====== Data shown ======

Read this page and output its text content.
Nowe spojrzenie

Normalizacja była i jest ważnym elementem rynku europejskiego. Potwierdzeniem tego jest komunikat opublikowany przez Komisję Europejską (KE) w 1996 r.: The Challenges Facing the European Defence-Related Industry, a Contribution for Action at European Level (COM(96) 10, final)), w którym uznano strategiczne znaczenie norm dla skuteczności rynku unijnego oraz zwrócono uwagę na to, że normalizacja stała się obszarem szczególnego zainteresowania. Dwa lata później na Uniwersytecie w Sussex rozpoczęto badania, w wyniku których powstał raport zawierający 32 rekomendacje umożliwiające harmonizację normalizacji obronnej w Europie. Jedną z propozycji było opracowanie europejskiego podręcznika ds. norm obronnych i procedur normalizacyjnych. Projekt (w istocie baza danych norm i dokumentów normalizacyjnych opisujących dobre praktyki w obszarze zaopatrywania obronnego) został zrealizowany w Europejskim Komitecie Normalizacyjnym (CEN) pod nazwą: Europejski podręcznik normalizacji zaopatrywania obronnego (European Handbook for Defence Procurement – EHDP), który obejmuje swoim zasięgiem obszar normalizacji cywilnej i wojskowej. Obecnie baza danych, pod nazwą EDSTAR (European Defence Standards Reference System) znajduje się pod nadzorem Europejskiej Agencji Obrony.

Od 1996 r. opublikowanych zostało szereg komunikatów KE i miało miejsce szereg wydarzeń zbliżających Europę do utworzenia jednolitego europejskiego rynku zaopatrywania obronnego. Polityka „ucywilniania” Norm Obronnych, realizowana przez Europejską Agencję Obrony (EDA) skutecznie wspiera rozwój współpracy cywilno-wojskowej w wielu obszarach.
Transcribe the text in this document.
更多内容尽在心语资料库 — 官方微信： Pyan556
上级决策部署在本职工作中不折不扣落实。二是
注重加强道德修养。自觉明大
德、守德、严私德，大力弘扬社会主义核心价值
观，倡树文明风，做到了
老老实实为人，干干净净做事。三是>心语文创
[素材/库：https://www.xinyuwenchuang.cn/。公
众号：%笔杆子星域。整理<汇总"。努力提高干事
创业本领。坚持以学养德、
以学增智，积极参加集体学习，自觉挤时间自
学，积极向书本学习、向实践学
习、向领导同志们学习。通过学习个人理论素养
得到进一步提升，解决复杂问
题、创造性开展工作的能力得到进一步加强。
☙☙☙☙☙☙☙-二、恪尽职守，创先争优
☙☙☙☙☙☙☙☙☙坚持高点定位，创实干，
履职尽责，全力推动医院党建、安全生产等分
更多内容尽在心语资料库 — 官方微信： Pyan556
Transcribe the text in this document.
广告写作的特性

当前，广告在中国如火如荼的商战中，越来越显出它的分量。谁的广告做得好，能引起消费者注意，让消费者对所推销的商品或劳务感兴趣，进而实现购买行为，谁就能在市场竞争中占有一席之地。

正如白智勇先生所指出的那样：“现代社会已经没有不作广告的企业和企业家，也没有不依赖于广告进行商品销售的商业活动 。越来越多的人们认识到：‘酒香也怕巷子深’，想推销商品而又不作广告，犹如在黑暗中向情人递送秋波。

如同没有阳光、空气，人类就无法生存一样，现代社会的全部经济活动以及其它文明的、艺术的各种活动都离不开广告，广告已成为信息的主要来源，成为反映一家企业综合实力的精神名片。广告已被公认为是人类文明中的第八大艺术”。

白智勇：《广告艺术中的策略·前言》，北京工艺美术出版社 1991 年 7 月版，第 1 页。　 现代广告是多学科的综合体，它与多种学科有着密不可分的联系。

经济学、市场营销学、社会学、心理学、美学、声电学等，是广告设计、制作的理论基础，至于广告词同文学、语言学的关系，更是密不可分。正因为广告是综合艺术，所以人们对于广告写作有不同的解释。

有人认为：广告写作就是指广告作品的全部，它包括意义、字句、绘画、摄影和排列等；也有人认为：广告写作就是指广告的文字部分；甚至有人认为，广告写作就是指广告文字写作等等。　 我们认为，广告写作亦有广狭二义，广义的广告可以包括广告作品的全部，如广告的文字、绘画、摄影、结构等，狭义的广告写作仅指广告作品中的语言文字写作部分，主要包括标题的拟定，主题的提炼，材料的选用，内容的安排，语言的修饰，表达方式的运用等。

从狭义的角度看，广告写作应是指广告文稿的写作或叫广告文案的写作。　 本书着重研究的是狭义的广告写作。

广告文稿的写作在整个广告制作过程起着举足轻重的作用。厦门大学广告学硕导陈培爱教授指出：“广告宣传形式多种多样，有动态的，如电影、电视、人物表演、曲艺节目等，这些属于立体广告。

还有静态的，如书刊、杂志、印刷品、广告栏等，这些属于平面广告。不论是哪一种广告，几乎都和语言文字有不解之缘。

======
====== Data shown ======

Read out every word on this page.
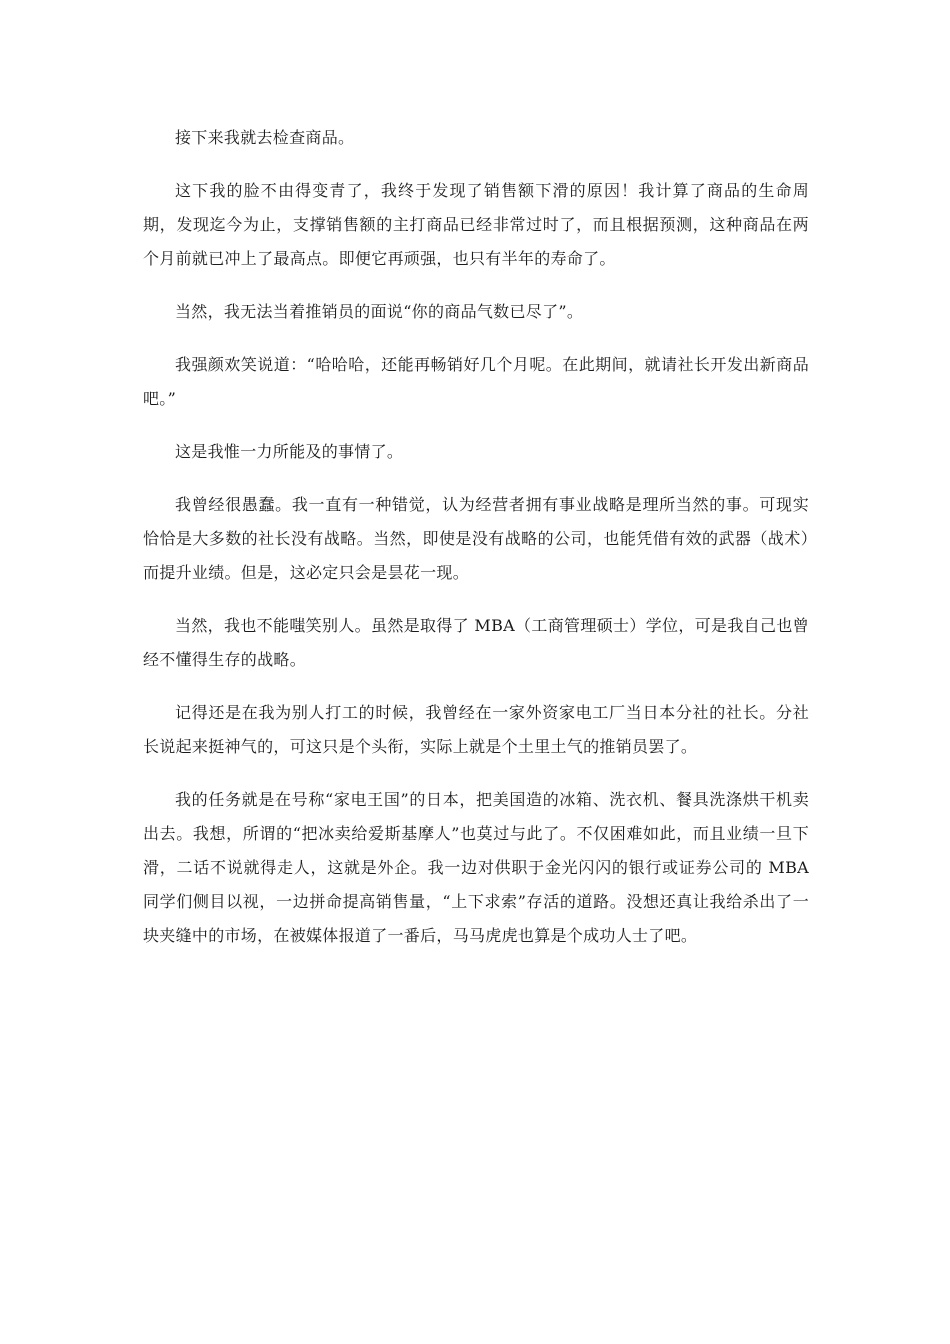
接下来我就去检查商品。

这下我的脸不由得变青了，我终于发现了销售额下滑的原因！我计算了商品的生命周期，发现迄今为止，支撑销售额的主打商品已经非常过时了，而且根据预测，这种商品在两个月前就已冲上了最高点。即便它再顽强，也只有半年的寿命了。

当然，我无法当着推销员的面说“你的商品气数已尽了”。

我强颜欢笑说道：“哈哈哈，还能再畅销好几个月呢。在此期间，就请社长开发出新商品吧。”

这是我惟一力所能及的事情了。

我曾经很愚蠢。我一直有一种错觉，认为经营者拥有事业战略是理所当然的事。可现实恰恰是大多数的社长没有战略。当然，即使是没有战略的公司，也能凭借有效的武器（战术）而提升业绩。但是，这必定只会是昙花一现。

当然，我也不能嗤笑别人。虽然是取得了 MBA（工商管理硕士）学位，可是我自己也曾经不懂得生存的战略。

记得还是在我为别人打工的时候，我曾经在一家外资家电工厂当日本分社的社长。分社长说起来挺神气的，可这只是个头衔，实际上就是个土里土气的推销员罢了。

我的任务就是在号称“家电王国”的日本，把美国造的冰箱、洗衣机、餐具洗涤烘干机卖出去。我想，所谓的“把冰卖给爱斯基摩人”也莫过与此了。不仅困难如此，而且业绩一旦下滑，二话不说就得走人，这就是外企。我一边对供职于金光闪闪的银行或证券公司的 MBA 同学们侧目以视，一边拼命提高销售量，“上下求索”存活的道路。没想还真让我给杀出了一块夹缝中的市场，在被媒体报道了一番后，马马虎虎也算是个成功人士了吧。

======

What you have to do ->
Scan the listing above. Collect all lines with the word "page".

Output of the exercise ->
Read this page and output its text content.
Read out every word on this page.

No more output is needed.